▶ _Exercise goal_
Every line below that mentions the word "Count" should be copied out.

▶ _Supplied data_
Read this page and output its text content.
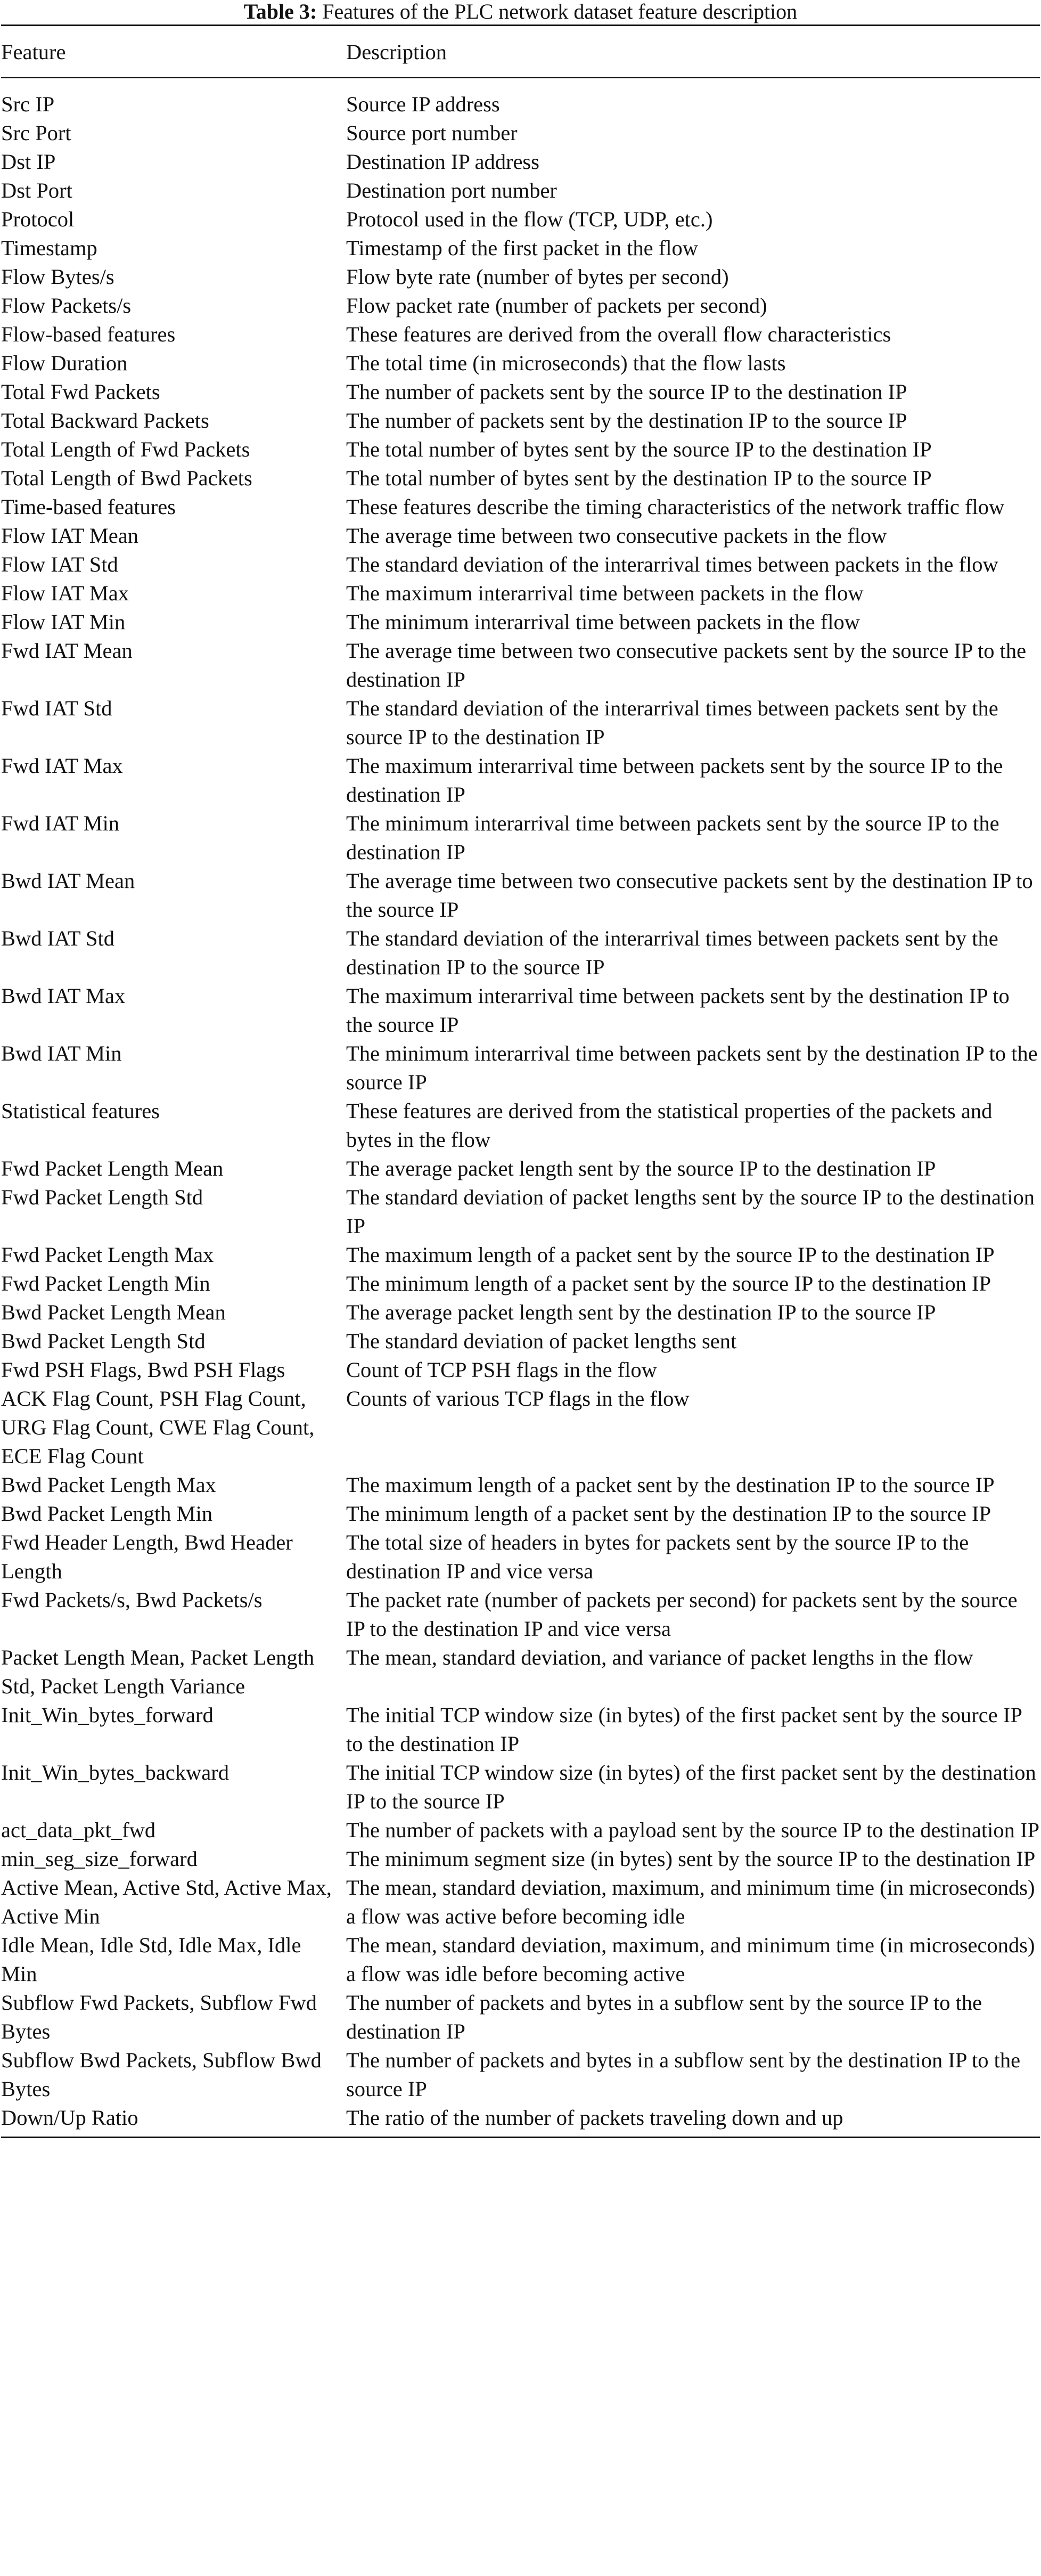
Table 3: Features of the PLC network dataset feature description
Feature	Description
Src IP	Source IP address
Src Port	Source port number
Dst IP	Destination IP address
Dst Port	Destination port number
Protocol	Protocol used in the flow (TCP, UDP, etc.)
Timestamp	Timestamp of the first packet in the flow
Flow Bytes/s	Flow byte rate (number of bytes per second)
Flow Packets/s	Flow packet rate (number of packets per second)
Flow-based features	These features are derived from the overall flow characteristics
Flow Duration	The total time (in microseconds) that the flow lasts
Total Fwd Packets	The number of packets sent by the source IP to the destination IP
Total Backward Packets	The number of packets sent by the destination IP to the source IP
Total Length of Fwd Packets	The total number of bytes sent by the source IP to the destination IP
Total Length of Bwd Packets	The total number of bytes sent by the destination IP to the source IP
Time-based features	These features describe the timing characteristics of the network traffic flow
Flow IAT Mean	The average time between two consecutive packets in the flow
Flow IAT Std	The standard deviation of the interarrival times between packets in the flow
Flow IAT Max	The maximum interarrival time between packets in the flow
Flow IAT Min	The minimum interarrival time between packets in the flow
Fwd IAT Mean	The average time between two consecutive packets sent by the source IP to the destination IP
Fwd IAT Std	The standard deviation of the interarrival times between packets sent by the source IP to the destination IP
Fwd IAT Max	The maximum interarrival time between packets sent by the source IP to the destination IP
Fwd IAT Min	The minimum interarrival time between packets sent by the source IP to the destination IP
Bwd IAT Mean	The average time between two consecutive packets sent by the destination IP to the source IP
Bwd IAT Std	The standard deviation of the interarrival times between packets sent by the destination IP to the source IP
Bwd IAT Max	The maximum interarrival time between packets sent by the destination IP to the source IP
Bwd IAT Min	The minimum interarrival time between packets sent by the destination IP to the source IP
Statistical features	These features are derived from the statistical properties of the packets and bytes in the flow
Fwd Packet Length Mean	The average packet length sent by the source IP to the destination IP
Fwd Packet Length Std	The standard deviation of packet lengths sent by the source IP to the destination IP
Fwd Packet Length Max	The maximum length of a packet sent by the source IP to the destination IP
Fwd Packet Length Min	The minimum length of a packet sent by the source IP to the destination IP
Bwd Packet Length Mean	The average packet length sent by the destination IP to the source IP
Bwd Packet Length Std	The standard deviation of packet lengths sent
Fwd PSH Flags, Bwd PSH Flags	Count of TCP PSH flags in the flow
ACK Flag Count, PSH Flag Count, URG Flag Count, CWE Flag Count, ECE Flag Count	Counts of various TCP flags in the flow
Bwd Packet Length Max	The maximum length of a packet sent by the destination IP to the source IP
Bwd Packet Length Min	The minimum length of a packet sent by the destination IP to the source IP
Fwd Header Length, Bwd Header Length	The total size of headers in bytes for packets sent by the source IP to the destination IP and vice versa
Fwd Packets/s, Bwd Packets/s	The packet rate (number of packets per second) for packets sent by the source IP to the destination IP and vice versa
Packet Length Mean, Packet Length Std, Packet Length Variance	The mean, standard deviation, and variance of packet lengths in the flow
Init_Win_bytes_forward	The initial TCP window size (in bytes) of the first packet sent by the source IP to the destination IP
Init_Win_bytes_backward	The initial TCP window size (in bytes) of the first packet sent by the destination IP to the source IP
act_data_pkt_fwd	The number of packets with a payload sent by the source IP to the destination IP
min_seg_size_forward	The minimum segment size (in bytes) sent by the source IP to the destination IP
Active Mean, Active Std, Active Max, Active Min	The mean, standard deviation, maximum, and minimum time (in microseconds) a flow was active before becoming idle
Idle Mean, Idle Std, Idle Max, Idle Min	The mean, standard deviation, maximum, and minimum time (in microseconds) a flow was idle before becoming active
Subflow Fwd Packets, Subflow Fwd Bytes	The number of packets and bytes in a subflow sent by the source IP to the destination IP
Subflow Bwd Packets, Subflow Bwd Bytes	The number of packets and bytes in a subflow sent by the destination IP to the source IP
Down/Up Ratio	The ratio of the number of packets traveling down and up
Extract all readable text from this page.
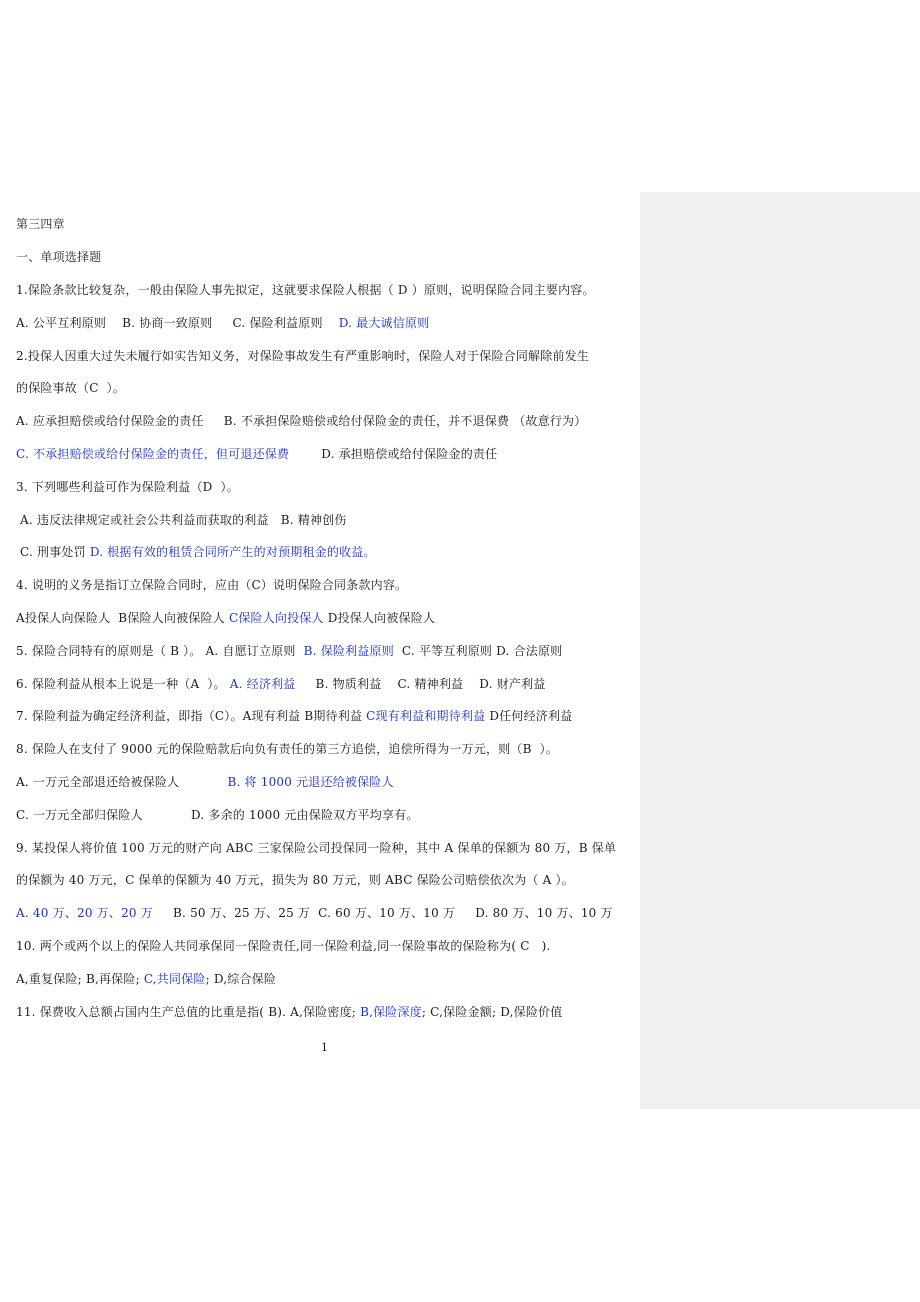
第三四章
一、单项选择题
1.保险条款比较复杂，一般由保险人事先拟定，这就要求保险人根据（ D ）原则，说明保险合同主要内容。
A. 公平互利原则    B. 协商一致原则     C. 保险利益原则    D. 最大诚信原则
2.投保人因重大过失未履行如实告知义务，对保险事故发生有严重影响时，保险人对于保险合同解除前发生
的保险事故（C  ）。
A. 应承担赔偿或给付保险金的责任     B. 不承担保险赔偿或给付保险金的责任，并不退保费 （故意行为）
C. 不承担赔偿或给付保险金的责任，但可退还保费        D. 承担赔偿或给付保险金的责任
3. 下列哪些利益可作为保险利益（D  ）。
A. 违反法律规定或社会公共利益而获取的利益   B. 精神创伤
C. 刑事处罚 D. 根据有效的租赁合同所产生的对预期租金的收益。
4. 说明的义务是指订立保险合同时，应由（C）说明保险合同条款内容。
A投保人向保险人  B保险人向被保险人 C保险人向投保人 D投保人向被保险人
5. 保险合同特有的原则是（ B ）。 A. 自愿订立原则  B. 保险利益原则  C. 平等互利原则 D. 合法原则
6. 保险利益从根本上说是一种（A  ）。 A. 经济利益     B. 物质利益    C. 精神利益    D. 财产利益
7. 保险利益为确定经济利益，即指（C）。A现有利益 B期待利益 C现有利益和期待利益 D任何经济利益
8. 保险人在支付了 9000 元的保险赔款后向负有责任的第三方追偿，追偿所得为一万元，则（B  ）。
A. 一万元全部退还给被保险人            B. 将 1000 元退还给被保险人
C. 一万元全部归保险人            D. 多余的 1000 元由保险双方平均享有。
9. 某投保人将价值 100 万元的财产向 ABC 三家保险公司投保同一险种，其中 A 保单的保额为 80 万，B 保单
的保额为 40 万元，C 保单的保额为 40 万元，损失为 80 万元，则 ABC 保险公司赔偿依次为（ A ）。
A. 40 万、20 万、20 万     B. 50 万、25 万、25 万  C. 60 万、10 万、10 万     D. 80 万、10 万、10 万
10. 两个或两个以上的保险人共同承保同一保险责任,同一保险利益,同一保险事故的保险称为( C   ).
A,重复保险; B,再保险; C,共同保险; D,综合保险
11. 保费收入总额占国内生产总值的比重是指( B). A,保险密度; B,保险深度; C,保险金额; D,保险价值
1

▶ _Problem solution_
Fwd PSH Flags, Bwd PSH Flags	Count of TCP PSH flags in the flow
ACK Flag Count, PSH Flag Count, URG Flag Count, CWE Flag Count, ECE Flag Count	Counts of various TCP flags in the flow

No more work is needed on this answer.